Data for the task

(begin)

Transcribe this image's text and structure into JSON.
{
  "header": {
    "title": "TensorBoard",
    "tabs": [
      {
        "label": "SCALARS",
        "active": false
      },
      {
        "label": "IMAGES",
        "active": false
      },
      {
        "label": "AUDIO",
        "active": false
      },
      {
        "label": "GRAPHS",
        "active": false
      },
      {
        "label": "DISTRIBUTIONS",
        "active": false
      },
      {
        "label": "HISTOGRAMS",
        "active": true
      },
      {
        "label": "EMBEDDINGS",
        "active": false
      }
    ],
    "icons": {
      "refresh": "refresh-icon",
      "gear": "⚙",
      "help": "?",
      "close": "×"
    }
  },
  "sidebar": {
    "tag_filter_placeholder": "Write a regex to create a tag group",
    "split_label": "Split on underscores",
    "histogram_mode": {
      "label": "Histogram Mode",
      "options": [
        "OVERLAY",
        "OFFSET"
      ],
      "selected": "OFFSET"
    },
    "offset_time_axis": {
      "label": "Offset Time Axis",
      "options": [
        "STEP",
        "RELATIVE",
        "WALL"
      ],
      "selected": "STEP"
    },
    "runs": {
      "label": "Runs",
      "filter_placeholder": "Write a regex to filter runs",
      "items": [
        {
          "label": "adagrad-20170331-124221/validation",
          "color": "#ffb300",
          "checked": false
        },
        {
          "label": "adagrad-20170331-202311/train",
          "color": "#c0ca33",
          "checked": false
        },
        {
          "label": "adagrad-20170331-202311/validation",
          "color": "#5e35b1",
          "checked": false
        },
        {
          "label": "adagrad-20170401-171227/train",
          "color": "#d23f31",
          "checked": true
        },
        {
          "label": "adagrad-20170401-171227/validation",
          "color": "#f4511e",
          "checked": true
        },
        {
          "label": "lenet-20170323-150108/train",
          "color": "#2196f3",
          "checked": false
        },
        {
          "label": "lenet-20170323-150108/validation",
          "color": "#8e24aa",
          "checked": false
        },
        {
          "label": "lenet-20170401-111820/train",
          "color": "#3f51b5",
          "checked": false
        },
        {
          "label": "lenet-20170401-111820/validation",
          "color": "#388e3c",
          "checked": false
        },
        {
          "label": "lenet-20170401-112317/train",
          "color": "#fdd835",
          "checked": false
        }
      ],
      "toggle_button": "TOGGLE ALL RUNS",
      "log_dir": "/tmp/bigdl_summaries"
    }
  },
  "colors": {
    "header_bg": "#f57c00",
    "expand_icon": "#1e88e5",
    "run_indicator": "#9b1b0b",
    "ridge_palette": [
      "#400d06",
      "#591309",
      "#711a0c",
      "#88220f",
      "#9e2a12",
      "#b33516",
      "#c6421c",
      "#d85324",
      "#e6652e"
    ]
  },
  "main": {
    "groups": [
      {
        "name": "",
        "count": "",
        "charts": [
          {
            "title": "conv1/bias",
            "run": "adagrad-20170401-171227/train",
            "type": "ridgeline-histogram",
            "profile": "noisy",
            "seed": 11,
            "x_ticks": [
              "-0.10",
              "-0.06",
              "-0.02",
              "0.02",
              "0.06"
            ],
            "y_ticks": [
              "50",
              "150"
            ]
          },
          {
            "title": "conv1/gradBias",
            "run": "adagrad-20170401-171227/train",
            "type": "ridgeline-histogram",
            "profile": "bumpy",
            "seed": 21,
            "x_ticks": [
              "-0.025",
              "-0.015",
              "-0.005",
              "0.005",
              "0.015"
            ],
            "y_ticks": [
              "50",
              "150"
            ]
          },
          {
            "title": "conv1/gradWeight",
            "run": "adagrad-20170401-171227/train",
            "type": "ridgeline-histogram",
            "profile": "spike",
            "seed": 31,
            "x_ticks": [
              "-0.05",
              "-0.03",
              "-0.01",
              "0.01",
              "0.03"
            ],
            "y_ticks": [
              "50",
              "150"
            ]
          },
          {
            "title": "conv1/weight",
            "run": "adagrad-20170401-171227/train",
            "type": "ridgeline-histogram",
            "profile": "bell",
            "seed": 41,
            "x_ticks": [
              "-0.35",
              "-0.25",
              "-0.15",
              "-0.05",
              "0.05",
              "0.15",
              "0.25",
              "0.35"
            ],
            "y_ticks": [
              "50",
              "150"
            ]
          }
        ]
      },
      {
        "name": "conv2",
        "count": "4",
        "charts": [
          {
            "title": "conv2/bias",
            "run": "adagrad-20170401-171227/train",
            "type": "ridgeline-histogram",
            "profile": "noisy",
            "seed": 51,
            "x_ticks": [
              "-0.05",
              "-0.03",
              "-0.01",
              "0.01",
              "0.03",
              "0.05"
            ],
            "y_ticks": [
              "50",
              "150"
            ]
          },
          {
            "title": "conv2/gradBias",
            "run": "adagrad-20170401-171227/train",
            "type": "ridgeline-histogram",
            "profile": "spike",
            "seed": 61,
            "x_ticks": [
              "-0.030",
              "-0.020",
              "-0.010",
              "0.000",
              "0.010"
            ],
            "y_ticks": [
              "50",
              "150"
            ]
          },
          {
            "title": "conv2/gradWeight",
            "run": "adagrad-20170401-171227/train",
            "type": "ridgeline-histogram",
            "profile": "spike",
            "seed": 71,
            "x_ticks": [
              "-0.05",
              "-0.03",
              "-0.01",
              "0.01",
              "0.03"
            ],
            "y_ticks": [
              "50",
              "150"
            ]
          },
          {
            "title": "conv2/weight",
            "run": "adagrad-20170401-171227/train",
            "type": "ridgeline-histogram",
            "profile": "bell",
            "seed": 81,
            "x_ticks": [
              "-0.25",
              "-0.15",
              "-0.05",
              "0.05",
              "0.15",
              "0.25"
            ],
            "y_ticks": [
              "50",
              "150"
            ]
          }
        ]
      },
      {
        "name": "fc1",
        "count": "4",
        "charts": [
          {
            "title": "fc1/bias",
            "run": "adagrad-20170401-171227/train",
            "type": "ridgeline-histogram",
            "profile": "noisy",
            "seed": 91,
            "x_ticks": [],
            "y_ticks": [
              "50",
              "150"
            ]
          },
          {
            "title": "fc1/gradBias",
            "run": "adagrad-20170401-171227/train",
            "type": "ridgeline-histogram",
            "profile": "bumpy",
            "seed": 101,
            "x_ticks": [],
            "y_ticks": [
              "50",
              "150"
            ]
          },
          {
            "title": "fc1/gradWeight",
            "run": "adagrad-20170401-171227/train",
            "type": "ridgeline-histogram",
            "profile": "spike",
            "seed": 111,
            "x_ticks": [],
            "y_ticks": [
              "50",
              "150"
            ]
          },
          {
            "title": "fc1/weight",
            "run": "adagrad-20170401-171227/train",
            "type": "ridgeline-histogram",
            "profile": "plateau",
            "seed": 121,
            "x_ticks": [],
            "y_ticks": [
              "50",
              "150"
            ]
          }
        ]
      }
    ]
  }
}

(end)

Work to do
All of the lines above must be returned exactly.

Solution
Transcribe this image's text and structure into JSON.
{
  "header": {
    "title": "TensorBoard",
    "tabs": [
      {
        "label": "SCALARS",
        "active": false
      },
      {
        "label": "IMAGES",
        "active": false
      },
      {
        "label": "AUDIO",
        "active": false
      },
      {
        "label": "GRAPHS",
        "active": false
      },
      {
        "label": "DISTRIBUTIONS",
        "active": false
      },
      {
        "label": "HISTOGRAMS",
        "active": true
      },
      {
        "label": "EMBEDDINGS",
        "active": false
      }
    ],
    "icons": {
      "refresh": "refresh-icon",
      "gear": "⚙",
      "help": "?",
      "close": "×"
    }
  },
  "sidebar": {
    "tag_filter_placeholder": "Write a regex to create a tag group",
    "split_label": "Split on underscores",
    "histogram_mode": {
      "label": "Histogram Mode",
      "options": [
        "OVERLAY",
        "OFFSET"
      ],
      "selected": "OFFSET"
    },
    "offset_time_axis": {
      "label": "Offset Time Axis",
      "options": [
        "STEP",
        "RELATIVE",
        "WALL"
      ],
      "selected": "STEP"
    },
    "runs": {
      "label": "Runs",
      "filter_placeholder": "Write a regex to filter runs",
      "items": [
        {
          "label": "adagrad-20170331-124221/validation",
          "color": "#ffb300",
          "checked": false
        },
        {
          "label": "adagrad-20170331-202311/train",
          "color": "#c0ca33",
          "checked": false
        },
        {
          "label": "adagrad-20170331-202311/validation",
          "color": "#5e35b1",
          "checked": false
        },
        {
          "label": "adagrad-20170401-171227/train",
          "color": "#d23f31",
          "checked": true
        },
        {
          "label": "adagrad-20170401-171227/validation",
          "color": "#f4511e",
          "checked": true
        },
        {
          "label": "lenet-20170323-150108/train",
          "color": "#2196f3",
          "checked": false
        },
        {
          "label": "lenet-20170323-150108/validation",
          "color": "#8e24aa",
          "checked": false
        },
        {
          "label": "lenet-20170401-111820/train",
          "color": "#3f51b5",
          "checked": false
        },
        {
          "label": "lenet-20170401-111820/validation",
          "color": "#388e3c",
          "checked": false
        },
        {
          "label": "lenet-20170401-112317/train",
          "color": "#fdd835",
          "checked": false
        }
      ],
      "toggle_button": "TOGGLE ALL RUNS",
      "log_dir": "/tmp/bigdl_summaries"
    }
  },
  "colors": {
    "header_bg": "#f57c00",
    "expand_icon": "#1e88e5",
    "run_indicator": "#9b1b0b",
    "ridge_palette": [
      "#400d06",
      "#591309",
      "#711a0c",
      "#88220f",
      "#9e2a12",
      "#b33516",
      "#c6421c",
      "#d85324",
      "#e6652e"
    ]
  },
  "main": {
    "groups": [
      {
        "name": "",
        "count": "",
        "charts": [
          {
            "title": "conv1/bias",
            "run": "adagrad-20170401-171227/train",
            "type": "ridgeline-histogram",
            "profile": "noisy",
            "seed": 11,
            "x_ticks": [
              "-0.10",
              "-0.06",
              "-0.02",
              "0.02",
              "0.06"
            ],
            "y_ticks": [
              "50",
              "150"
            ]
          },
          {
            "title": "conv1/gradBias",
            "run": "adagrad-20170401-171227/train",
            "type": "ridgeline-histogram",
            "profile": "bumpy",
            "seed": 21,
            "x_ticks": [
              "-0.025",
              "-0.015",
              "-0.005",
              "0.005",
              "0.015"
            ],
            "y_ticks": [
              "50",
              "150"
            ]
          },
          {
            "title": "conv1/gradWeight",
            "run": "adagrad-20170401-171227/train",
            "type": "ridgeline-histogram",
            "profile": "spike",
            "seed": 31,
            "x_ticks": [
              "-0.05",
              "-0.03",
              "-0.01",
              "0.01",
              "0.03"
            ],
            "y_ticks": [
              "50",
              "150"
            ]
          },
          {
            "title": "conv1/weight",
            "run": "adagrad-20170401-171227/train",
            "type": "ridgeline-histogram",
            "profile": "bell",
            "seed": 41,
            "x_ticks": [
              "-0.35",
              "-0.25",
              "-0.15",
              "-0.05",
              "0.05",
              "0.15",
              "0.25",
              "0.35"
            ],
            "y_ticks": [
              "50",
              "150"
            ]
          }
        ]
      },
      {
        "name": "conv2",
        "count": "4",
        "charts": [
          {
            "title": "conv2/bias",
            "run": "adagrad-20170401-171227/train",
            "type": "ridgeline-histogram",
            "profile": "noisy",
            "seed": 51,
            "x_ticks": [
              "-0.05",
              "-0.03",
              "-0.01",
              "0.01",
              "0.03",
              "0.05"
            ],
            "y_ticks": [
              "50",
              "150"
            ]
          },
          {
            "title": "conv2/gradBias",
            "run": "adagrad-20170401-171227/train",
            "type": "ridgeline-histogram",
            "profile": "spike",
            "seed": 61,
            "x_ticks": [
              "-0.030",
              "-0.020",
              "-0.010",
              "0.000",
              "0.010"
            ],
            "y_ticks": [
              "50",
              "150"
            ]
          },
          {
            "title": "conv2/gradWeight",
            "run": "adagrad-20170401-171227/train",
            "type": "ridgeline-histogram",
            "profile": "spike",
            "seed": 71,
            "x_ticks": [
              "-0.05",
              "-0.03",
              "-0.01",
              "0.01",
              "0.03"
            ],
            "y_ticks": [
              "50",
              "150"
            ]
          },
          {
            "title": "conv2/weight",
            "run": "adagrad-20170401-171227/train",
            "type": "ridgeline-histogram",
            "profile": "bell",
            "seed": 81,
            "x_ticks": [
              "-0.25",
              "-0.15",
              "-0.05",
              "0.05",
              "0.15",
              "0.25"
            ],
            "y_ticks": [
              "50",
              "150"
            ]
          }
        ]
      },
      {
        "name": "fc1",
        "count": "4",
        "charts": [
          {
            "title": "fc1/bias",
            "run": "adagrad-20170401-171227/train",
            "type": "ridgeline-histogram",
            "profile": "noisy",
            "seed": 91,
            "x_ticks": [],
            "y_ticks": [
              "50",
              "150"
            ]
          },
          {
            "title": "fc1/gradBias",
            "run": "adagrad-20170401-171227/train",
            "type": "ridgeline-histogram",
            "profile": "bumpy",
            "seed": 101,
            "x_ticks": [],
            "y_ticks": [
              "50",
              "150"
            ]
          },
          {
            "title": "fc1/gradWeight",
            "run": "adagrad-20170401-171227/train",
            "type": "ridgeline-histogram",
            "profile": "spike",
            "seed": 111,
            "x_ticks": [],
            "y_ticks": [
              "50",
              "150"
            ]
          },
          {
            "title": "fc1/weight",
            "run": "adagrad-20170401-171227/train",
            "type": "ridgeline-histogram",
            "profile": "plateau",
            "seed": 121,
            "x_ticks": [],
            "y_ticks": [
              "50",
              "150"
            ]
          }
        ]
      }
    ]
  }
}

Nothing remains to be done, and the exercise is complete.